## WORK REQUIRED
Report, word for word, every line of the material that contains "JSON".
START
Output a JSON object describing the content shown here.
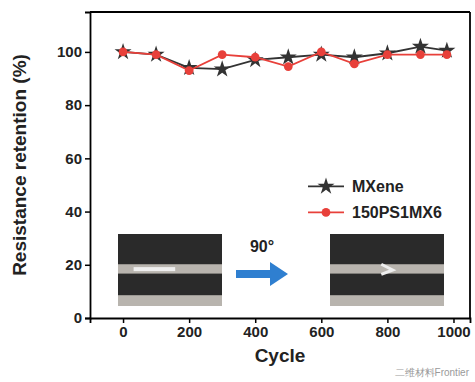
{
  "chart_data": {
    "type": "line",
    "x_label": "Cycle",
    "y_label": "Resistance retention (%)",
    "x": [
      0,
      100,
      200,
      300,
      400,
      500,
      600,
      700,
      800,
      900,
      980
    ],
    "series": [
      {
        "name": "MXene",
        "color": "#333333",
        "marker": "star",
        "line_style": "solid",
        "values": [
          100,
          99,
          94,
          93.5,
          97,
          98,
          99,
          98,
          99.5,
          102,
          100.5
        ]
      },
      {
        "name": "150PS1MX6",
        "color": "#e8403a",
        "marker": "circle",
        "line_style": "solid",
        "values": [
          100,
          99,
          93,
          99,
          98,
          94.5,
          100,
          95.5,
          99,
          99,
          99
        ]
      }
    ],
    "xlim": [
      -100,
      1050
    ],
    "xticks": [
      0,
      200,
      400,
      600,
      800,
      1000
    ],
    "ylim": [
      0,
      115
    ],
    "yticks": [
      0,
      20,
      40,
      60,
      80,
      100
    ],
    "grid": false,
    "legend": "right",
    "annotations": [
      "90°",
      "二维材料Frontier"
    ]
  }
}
END
START
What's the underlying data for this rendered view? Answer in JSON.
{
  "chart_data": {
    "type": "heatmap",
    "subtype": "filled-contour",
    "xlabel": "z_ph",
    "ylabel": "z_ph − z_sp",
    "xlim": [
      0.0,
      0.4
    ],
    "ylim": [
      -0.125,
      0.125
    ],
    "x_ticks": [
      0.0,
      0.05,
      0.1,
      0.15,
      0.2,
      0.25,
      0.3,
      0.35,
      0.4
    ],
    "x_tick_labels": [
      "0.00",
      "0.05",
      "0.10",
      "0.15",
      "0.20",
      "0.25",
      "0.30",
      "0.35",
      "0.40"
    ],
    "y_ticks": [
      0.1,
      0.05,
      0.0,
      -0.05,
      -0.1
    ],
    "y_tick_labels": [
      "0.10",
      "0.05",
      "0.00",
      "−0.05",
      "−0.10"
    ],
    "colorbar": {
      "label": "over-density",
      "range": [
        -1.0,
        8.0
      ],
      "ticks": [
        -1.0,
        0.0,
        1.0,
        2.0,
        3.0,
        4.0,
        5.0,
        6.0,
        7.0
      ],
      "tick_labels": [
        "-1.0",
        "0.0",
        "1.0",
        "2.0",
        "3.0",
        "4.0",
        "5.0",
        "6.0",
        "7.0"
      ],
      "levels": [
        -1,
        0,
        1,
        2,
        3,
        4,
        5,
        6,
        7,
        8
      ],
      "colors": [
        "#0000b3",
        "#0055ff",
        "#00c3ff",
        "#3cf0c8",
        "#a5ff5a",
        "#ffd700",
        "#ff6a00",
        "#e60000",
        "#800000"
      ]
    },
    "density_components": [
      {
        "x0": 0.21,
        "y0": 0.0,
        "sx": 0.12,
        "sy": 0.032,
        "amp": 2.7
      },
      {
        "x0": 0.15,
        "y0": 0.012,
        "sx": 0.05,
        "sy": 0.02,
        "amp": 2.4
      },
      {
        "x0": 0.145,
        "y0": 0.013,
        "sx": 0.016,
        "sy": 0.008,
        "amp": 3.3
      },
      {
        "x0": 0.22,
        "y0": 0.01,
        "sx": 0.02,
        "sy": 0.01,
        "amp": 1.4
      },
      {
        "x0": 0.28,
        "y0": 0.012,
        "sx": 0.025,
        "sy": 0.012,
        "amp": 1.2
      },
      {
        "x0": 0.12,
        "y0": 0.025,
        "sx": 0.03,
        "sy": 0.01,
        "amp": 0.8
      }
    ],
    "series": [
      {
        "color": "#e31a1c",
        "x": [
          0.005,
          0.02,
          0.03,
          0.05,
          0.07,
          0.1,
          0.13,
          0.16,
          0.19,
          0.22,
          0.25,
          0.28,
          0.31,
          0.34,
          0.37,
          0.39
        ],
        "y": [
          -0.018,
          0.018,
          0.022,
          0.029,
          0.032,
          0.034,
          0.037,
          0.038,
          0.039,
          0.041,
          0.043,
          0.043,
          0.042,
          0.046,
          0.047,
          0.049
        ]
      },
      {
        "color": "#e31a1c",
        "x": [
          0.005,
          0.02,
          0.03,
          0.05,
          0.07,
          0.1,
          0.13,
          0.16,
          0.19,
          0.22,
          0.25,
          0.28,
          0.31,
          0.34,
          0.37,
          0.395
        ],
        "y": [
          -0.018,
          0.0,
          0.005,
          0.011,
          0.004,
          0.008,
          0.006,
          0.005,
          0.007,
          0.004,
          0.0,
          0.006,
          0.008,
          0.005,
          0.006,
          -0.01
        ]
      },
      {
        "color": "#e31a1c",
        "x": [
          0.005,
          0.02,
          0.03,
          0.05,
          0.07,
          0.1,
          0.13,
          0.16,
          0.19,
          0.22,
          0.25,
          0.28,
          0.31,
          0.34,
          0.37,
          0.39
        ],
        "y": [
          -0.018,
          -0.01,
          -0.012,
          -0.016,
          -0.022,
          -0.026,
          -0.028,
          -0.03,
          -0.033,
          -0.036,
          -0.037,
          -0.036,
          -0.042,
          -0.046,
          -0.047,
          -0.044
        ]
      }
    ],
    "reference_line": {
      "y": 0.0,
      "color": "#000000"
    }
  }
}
END
## RESPONSE TO THIS TASK
Output a JSON object describing the content shown here.
What's the underlying data for this rendered view? Answer in JSON.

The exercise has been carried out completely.